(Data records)
★ ★ ★ ★ ★ ★ ★

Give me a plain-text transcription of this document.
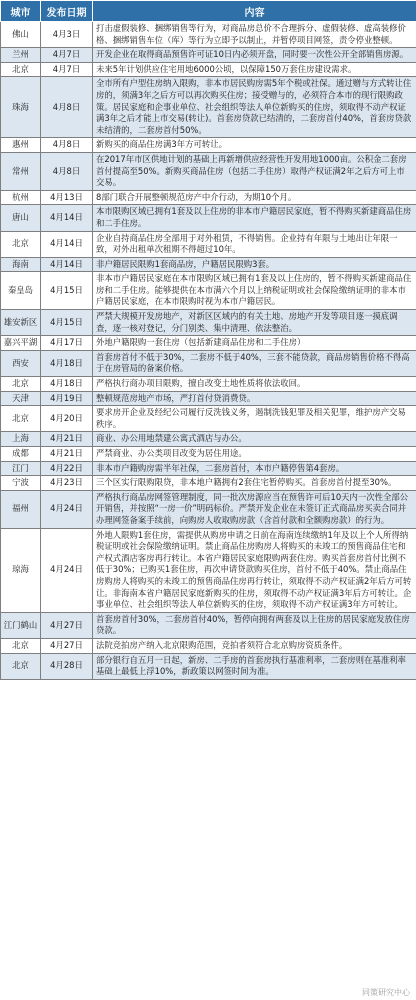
城市	发布日期	内容
佛山	4月3日	打击虚假装修、捆绑销售等行为，对商品房总价不合理拆分、虚假装修、虚高装修价格、捆绑销售车位（库）等行为立即予以制止，并暂停项目网签，责令停业整顿。
兰州	4月7日	开发企业在取得商品预售许可证10日内必须开盘，同时要一次性公开全部销售房源。
北京	4月7日	未来5年计划供应住宅用地6000公顷，以保障150万套住房建设需求。
珠海	4月8日	全市所有户型住房纳入限购，非本市居民购房需5年个税或社保。通过赠与方式转让住房的，须满3年之后方可以再次购买住房；接受赠与的，必须符合本市的现行限购政策。居民家庭和企事业单位、社会组织等法人单位新购买的住房，须取得不动产权证满3年之后才能上市交易(转让)。首套房贷款已结清的，二套房首付40%，首套房贷款未结清的，二套房首付50%。
惠州	4月8日	新购买的商品住房满3年方可转让。
常州	4月8日	在2017年市区供地计划的基础上再新增供应经营性开发用地1000亩。公积金二套房首付提高至50%。新购买商品住房（包括二手住房）取得产权证满2年之后方可上市交易。
杭州	4月13日	8部门联合开展整顿规范房产中介行动，为期10个月。
唐山	4月14日	本市限购区域已拥有1套及以上住房的非本市户籍居民家庭，暂不得购买新建商品住房和二手住房。
北京	4月14日	企业自持商品住房全部用于对外租赁，不得销售。企业持有年限与土地出让年限一致，对外出租单次租期不得超过10年。
海南	4月14日	非户籍居民限购1套商品房，户籍居民限购3套。
秦皇岛	4月15日	非本市户籍居民家庭在本市限购区域已拥有1套及以上住房的，暂不得购买新建商品住房和二手住房。能够提供在本市满六个月以上纳税证明或社会保险缴纳证明的非本市户籍居民家庭，在本市限购时视为本市户籍居民。
雄安新区	4月15日	严禁大规模开发房地产，对新区区域内的有关土地、房地产开发等项目逐一摸底调查，逐一核对登记，分门别类、集中清理、依法整治。
嘉兴平湖	4月17日	外地户籍限购一套住房（包括新建商品住房和二手住房）
西安	4月18日	首套房首付不低于30%，二套房不低于40%，三套不能贷款，商品房销售价格不得高于在房管局的备案价格。
北京	4月18日	严格执行商办项目限购，擅自改变土地性质将依法收回。
天津	4月19日	整顿规范房地产市场，严打首付贷消费贷。
北京	4月20日	要求房开企业及经纪公司履行反洗钱义务，遏制洗钱犯罪及相关犯罪，维护房产交易秩序。
上海	4月21日	商业、办公用地禁建公寓式酒店与办公。
成都	4月21日	严禁商业、办公类项目改变为居住用途。
江门	4月22日	非本市户籍购房需半年社保，二套房首付，本市户籍停售第4套房。
宁波	4月23日	三个区实行限购限贷，非本地户籍拥有2套住宅暂停购买。首套房首付提至30%。
福州	4月24日	严格执行商品房网签管理制度，同一批次房源应当在预售许可后10天内一次性全部公开销售，并按照“一房一价”明码标价。严禁开发企业在未签订正式商品房买卖合同并办理网签备案手续前，向购房人收取购房款（含首付款和全额购房款）的行为。
琼海	4月24日	外地人限购1套住房，需提供从购房申请之日前在海南连续缴纳1年及以上个人所得纳税证明或社会保险缴纳证明。禁止商品住房购房人将购买的未竣工的预售商品住宅和产权式酒店客房再行转让。本省户籍居民家庭限购两套住房。购买首套房首付比例不低于30%；已购买1套住房，再次申请贷款购买住房，首付不低于40%。禁止商品住房购房人将购买的未竣工的预售商品住房再行转让，须取得不动产权证满2年后方可转让。非海南本省户籍居民家庭新购买的住房，须取得不动产权证满3年后方可转让。企事业单位、社会组织等法人单位新购买的住房，须取得不动产权证满3年方可转让。
江门鹤山	4月27日	首套房首付30%，二套房首付40%，暂停向拥有两套及以上住房的居民家庭发放住房贷款。
北京	4月27日	法院竞拍房产纳入北京限购范围，竞拍者须符合北京购房资质条件。
北京	4月28日	部分银行自五月一日起，新房、二手房的首套房执行基准利率，二套房则在基准利率基础上最低上浮10%，新政策以网签时间为准。
同策研究中心
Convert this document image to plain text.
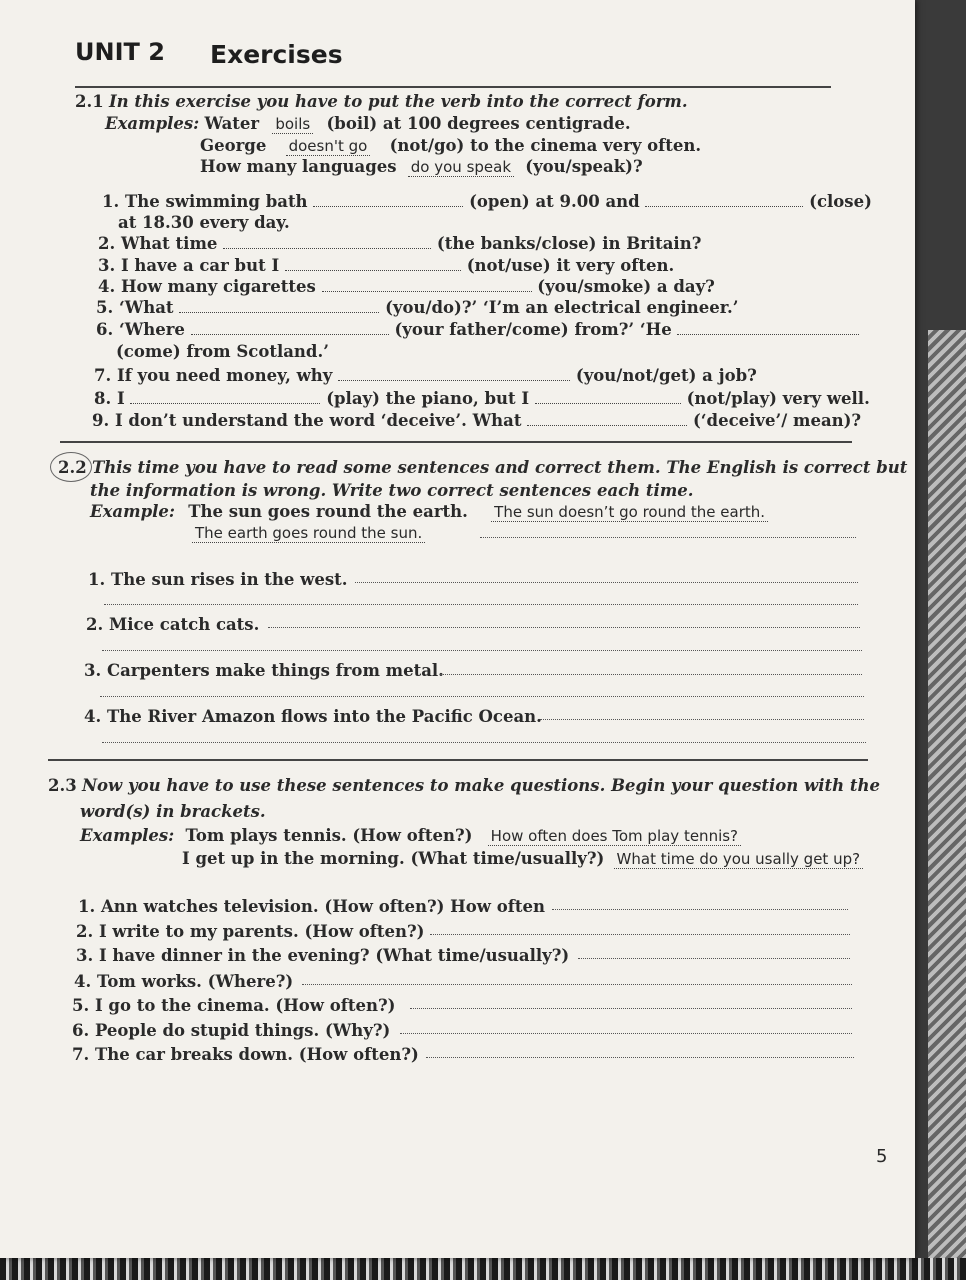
UNIT 2 Exercises
2.1 In this exercise you have to put the verb into the correct form.
Examples: Water boils (boil) at 100 degrees centigrade.
George doesn't go (not/go) to the cinema very often.
How many languages do you speak (you/speak)?
1. The swimming bath	(open) at 9.00 and	(close)
at 18.30 every day.
2. What time	(the banks/close) in Britain?
3. I have a car but I	(not/use) it very often.
4. How many cigarettes	(you/smoke) a day?
5. ‘What	(you/do)?’ ‘I’m an electrical engineer.’
6. ‘Where	(your father/come) from?’ ‘He
(come) from Scotland.’
7. If you need money, why	(you/not/get) a job?
8. I	(play) the piano, but I	(not/play) very well.
9. I don’t understand the word ‘deceive’. What	(‘deceive’/ mean)?
2.2 This time you have to read some sentences and correct them. The English is correct but
the information is wrong. Write two correct sentences each time.
Example: The sun goes round the earth. The sun doesn’t go round the earth.
The earth goes round the sun.
1. The sun rises in the west.
2. Mice catch cats.
3. Carpenters make things from metal.
4. The River Amazon flows into the Pacific Ocean.
2.3 Now you have to use these sentences to make questions. Begin your question with the
word(s) in brackets.
Examples: Tom plays tennis. (How often?) How often does Tom play tennis?
I get up in the morning. (What time/usually?) What time do you usally get up?
1. Ann watches television. (How often?) How often
2. I write to my parents. (How often?)
3. I have dinner in the evening? (What time/usually?)
4. Tom works. (Where?)
5. I go to the cinema. (How often?)
6. People do stupid things. (Why?)
7. The car breaks down. (How often?)
5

★ ★ ★ ★ ★ ★ ★

_Short task_
Only the number should be given: how many lines of the data contain the word "plain"?

_Completed task_
2